BEGIN DATA RECORDS
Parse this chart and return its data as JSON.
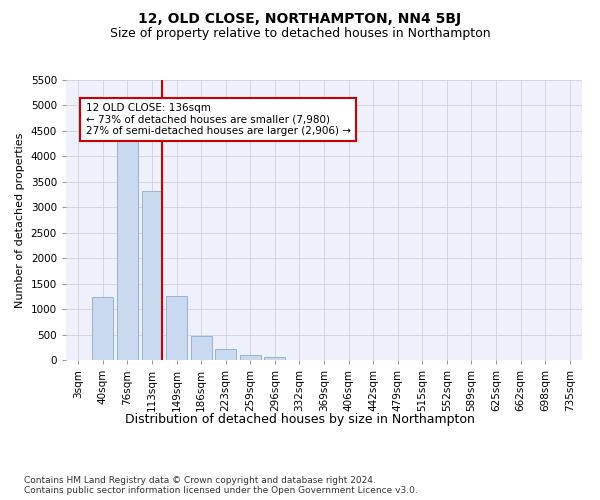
{
  "title": "12, OLD CLOSE, NORTHAMPTON, NN4 5BJ",
  "subtitle": "Size of property relative to detached houses in Northampton",
  "xlabel": "Distribution of detached houses by size in Northampton",
  "ylabel": "Number of detached properties",
  "categories": [
    "3sqm",
    "40sqm",
    "76sqm",
    "113sqm",
    "149sqm",
    "186sqm",
    "223sqm",
    "259sqm",
    "296sqm",
    "332sqm",
    "369sqm",
    "406sqm",
    "442sqm",
    "479sqm",
    "515sqm",
    "552sqm",
    "589sqm",
    "625sqm",
    "662sqm",
    "698sqm",
    "735sqm"
  ],
  "values": [
    0,
    1230,
    4330,
    3320,
    1260,
    480,
    210,
    100,
    65,
    0,
    0,
    0,
    0,
    0,
    0,
    0,
    0,
    0,
    0,
    0,
    0
  ],
  "bar_color": "#c9d9f0",
  "bar_edge_color": "#7aa0cc",
  "vline_color": "#cc0000",
  "annotation_line1": "12 OLD CLOSE: 136sqm",
  "annotation_line2": "← 73% of detached houses are smaller (7,980)",
  "annotation_line3": "27% of semi-detached houses are larger (2,906) →",
  "ylim": [
    0,
    5500
  ],
  "yticks": [
    0,
    500,
    1000,
    1500,
    2000,
    2500,
    3000,
    3500,
    4000,
    4500,
    5000,
    5500
  ],
  "grid_color": "#cccccc",
  "background_color": "#eef0fb",
  "footer": "Contains HM Land Registry data © Crown copyright and database right 2024.\nContains public sector information licensed under the Open Government Licence v3.0.",
  "title_fontsize": 10,
  "subtitle_fontsize": 9,
  "xlabel_fontsize": 9,
  "ylabel_fontsize": 8,
  "tick_fontsize": 7.5,
  "footer_fontsize": 6.5
}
END DATA RECORDS
PROBLEM REQUIREMENTS: Reproduce the full listing faithfully, but do not carry over any pictures.

RESULT OF THE TASK:
Parse this chart and return its data as JSON.
{
  "title": "12, OLD CLOSE, NORTHAMPTON, NN4 5BJ",
  "subtitle": "Size of property relative to detached houses in Northampton",
  "xlabel": "Distribution of detached houses by size in Northampton",
  "ylabel": "Number of detached properties",
  "categories": [
    "3sqm",
    "40sqm",
    "76sqm",
    "113sqm",
    "149sqm",
    "186sqm",
    "223sqm",
    "259sqm",
    "296sqm",
    "332sqm",
    "369sqm",
    "406sqm",
    "442sqm",
    "479sqm",
    "515sqm",
    "552sqm",
    "589sqm",
    "625sqm",
    "662sqm",
    "698sqm",
    "735sqm"
  ],
  "values": [
    0,
    1230,
    4330,
    3320,
    1260,
    480,
    210,
    100,
    65,
    0,
    0,
    0,
    0,
    0,
    0,
    0,
    0,
    0,
    0,
    0,
    0
  ],
  "bar_color": "#c9d9f0",
  "bar_edge_color": "#7aa0cc",
  "vline_color": "#cc0000",
  "annotation_line1": "12 OLD CLOSE: 136sqm",
  "annotation_line2": "← 73% of detached houses are smaller (7,980)",
  "annotation_line3": "27% of semi-detached houses are larger (2,906) →",
  "ylim": [
    0,
    5500
  ],
  "yticks": [
    0,
    500,
    1000,
    1500,
    2000,
    2500,
    3000,
    3500,
    4000,
    4500,
    5000,
    5500
  ],
  "grid_color": "#cccccc",
  "background_color": "#eef0fb",
  "footer": "Contains HM Land Registry data © Crown copyright and database right 2024.\nContains public sector information licensed under the Open Government Licence v3.0.",
  "title_fontsize": 10,
  "subtitle_fontsize": 9,
  "xlabel_fontsize": 9,
  "ylabel_fontsize": 8,
  "tick_fontsize": 7.5,
  "footer_fontsize": 6.5
}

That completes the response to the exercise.